• [Information shown]
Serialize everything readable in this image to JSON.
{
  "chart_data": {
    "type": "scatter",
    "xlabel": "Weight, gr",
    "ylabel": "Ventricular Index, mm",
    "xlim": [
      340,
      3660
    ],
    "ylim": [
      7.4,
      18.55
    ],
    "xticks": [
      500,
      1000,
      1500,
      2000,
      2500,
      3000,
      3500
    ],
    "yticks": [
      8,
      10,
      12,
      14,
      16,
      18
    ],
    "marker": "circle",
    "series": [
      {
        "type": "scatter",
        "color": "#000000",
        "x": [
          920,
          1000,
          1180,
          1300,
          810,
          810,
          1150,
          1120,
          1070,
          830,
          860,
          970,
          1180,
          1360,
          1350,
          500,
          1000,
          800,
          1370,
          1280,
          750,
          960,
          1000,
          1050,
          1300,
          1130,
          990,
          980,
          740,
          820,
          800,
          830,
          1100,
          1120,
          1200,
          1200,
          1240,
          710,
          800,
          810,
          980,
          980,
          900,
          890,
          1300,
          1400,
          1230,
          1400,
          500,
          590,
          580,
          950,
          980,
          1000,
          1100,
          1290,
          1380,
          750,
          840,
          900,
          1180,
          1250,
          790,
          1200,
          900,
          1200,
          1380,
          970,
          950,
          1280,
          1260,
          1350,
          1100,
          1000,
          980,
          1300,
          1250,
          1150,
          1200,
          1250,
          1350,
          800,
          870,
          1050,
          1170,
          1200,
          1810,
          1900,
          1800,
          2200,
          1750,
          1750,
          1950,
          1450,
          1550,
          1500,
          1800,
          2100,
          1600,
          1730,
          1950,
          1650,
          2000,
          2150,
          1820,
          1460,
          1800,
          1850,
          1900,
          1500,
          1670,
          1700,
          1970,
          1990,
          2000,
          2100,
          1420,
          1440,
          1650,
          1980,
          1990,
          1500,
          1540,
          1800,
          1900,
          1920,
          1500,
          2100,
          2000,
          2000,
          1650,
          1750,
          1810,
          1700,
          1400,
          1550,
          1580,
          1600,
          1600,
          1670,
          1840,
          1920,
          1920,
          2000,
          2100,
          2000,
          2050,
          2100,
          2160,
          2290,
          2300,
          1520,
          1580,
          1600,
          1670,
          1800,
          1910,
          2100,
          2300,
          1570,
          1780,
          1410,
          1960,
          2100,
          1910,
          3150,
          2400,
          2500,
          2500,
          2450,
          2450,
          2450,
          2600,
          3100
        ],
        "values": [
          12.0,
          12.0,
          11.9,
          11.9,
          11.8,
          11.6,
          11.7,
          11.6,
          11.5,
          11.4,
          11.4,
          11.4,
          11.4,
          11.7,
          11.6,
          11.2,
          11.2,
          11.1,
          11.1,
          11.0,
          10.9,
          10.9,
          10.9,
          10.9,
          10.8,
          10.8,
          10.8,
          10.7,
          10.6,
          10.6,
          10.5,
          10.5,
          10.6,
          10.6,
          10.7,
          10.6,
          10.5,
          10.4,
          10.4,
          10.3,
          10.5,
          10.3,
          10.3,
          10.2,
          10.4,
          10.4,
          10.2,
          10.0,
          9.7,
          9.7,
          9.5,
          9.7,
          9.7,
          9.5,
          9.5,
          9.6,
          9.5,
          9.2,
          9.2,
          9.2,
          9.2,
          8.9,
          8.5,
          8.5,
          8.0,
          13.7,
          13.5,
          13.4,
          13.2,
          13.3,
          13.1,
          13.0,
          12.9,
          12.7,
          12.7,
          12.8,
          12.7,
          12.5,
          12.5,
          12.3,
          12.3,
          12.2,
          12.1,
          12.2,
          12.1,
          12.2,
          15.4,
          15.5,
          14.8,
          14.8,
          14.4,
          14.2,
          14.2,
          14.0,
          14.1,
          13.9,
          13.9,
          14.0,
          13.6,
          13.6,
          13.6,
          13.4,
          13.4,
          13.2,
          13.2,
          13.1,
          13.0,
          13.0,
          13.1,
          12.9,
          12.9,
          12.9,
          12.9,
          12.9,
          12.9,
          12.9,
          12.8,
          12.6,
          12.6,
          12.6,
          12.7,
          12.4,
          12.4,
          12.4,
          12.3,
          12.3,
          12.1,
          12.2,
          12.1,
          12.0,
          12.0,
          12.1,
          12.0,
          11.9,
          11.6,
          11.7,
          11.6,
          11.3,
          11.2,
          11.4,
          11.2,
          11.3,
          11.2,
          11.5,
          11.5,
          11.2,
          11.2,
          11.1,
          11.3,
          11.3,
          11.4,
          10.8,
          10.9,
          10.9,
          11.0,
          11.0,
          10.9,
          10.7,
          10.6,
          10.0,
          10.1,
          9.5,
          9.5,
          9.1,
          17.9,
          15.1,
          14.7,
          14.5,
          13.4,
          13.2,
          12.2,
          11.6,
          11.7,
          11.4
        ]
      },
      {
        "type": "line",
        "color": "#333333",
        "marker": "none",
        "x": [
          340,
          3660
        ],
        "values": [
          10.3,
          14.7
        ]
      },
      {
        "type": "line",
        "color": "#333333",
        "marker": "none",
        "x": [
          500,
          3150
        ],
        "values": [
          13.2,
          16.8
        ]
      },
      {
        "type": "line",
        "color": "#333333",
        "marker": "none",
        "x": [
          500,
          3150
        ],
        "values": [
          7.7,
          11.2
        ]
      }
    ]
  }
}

• [Set task]
Copy out each line exactly.

• [Solution below]
Serialize everything readable in this image to JSON.
{
  "chart_data": {
    "type": "scatter",
    "xlabel": "Weight, gr",
    "ylabel": "Ventricular Index, mm",
    "xlim": [
      340,
      3660
    ],
    "ylim": [
      7.4,
      18.55
    ],
    "xticks": [
      500,
      1000,
      1500,
      2000,
      2500,
      3000,
      3500
    ],
    "yticks": [
      8,
      10,
      12,
      14,
      16,
      18
    ],
    "marker": "circle",
    "series": [
      {
        "type": "scatter",
        "color": "#000000",
        "x": [
          920,
          1000,
          1180,
          1300,
          810,
          810,
          1150,
          1120,
          1070,
          830,
          860,
          970,
          1180,
          1360,
          1350,
          500,
          1000,
          800,
          1370,
          1280,
          750,
          960,
          1000,
          1050,
          1300,
          1130,
          990,
          980,
          740,
          820,
          800,
          830,
          1100,
          1120,
          1200,
          1200,
          1240,
          710,
          800,
          810,
          980,
          980,
          900,
          890,
          1300,
          1400,
          1230,
          1400,
          500,
          590,
          580,
          950,
          980,
          1000,
          1100,
          1290,
          1380,
          750,
          840,
          900,
          1180,
          1250,
          790,
          1200,
          900,
          1200,
          1380,
          970,
          950,
          1280,
          1260,
          1350,
          1100,
          1000,
          980,
          1300,
          1250,
          1150,
          1200,
          1250,
          1350,
          800,
          870,
          1050,
          1170,
          1200,
          1810,
          1900,
          1800,
          2200,
          1750,
          1750,
          1950,
          1450,
          1550,
          1500,
          1800,
          2100,
          1600,
          1730,
          1950,
          1650,
          2000,
          2150,
          1820,
          1460,
          1800,
          1850,
          1900,
          1500,
          1670,
          1700,
          1970,
          1990,
          2000,
          2100,
          1420,
          1440,
          1650,
          1980,
          1990,
          1500,
          1540,
          1800,
          1900,
          1920,
          1500,
          2100,
          2000,
          2000,
          1650,
          1750,
          1810,
          1700,
          1400,
          1550,
          1580,
          1600,
          1600,
          1670,
          1840,
          1920,
          1920,
          2000,
          2100,
          2000,
          2050,
          2100,
          2160,
          2290,
          2300,
          1520,
          1580,
          1600,
          1670,
          1800,
          1910,
          2100,
          2300,
          1570,
          1780,
          1410,
          1960,
          2100,
          1910,
          3150,
          2400,
          2500,
          2500,
          2450,
          2450,
          2450,
          2600,
          3100
        ],
        "values": [
          12.0,
          12.0,
          11.9,
          11.9,
          11.8,
          11.6,
          11.7,
          11.6,
          11.5,
          11.4,
          11.4,
          11.4,
          11.4,
          11.7,
          11.6,
          11.2,
          11.2,
          11.1,
          11.1,
          11.0,
          10.9,
          10.9,
          10.9,
          10.9,
          10.8,
          10.8,
          10.8,
          10.7,
          10.6,
          10.6,
          10.5,
          10.5,
          10.6,
          10.6,
          10.7,
          10.6,
          10.5,
          10.4,
          10.4,
          10.3,
          10.5,
          10.3,
          10.3,
          10.2,
          10.4,
          10.4,
          10.2,
          10.0,
          9.7,
          9.7,
          9.5,
          9.7,
          9.7,
          9.5,
          9.5,
          9.6,
          9.5,
          9.2,
          9.2,
          9.2,
          9.2,
          8.9,
          8.5,
          8.5,
          8.0,
          13.7,
          13.5,
          13.4,
          13.2,
          13.3,
          13.1,
          13.0,
          12.9,
          12.7,
          12.7,
          12.8,
          12.7,
          12.5,
          12.5,
          12.3,
          12.3,
          12.2,
          12.1,
          12.2,
          12.1,
          12.2,
          15.4,
          15.5,
          14.8,
          14.8,
          14.4,
          14.2,
          14.2,
          14.0,
          14.1,
          13.9,
          13.9,
          14.0,
          13.6,
          13.6,
          13.6,
          13.4,
          13.4,
          13.2,
          13.2,
          13.1,
          13.0,
          13.0,
          13.1,
          12.9,
          12.9,
          12.9,
          12.9,
          12.9,
          12.9,
          12.9,
          12.8,
          12.6,
          12.6,
          12.6,
          12.7,
          12.4,
          12.4,
          12.4,
          12.3,
          12.3,
          12.1,
          12.2,
          12.1,
          12.0,
          12.0,
          12.1,
          12.0,
          11.9,
          11.6,
          11.7,
          11.6,
          11.3,
          11.2,
          11.4,
          11.2,
          11.3,
          11.2,
          11.5,
          11.5,
          11.2,
          11.2,
          11.1,
          11.3,
          11.3,
          11.4,
          10.8,
          10.9,
          10.9,
          11.0,
          11.0,
          10.9,
          10.7,
          10.6,
          10.0,
          10.1,
          9.5,
          9.5,
          9.1,
          17.9,
          15.1,
          14.7,
          14.5,
          13.4,
          13.2,
          12.2,
          11.6,
          11.7,
          11.4
        ]
      },
      {
        "type": "line",
        "color": "#333333",
        "marker": "none",
        "x": [
          340,
          3660
        ],
        "values": [
          10.3,
          14.7
        ]
      },
      {
        "type": "line",
        "color": "#333333",
        "marker": "none",
        "x": [
          500,
          3150
        ],
        "values": [
          13.2,
          16.8
        ]
      },
      {
        "type": "line",
        "color": "#333333",
        "marker": "none",
        "x": [
          500,
          3150
        ],
        "values": [
          7.7,
          11.2
        ]
      }
    ]
  }
}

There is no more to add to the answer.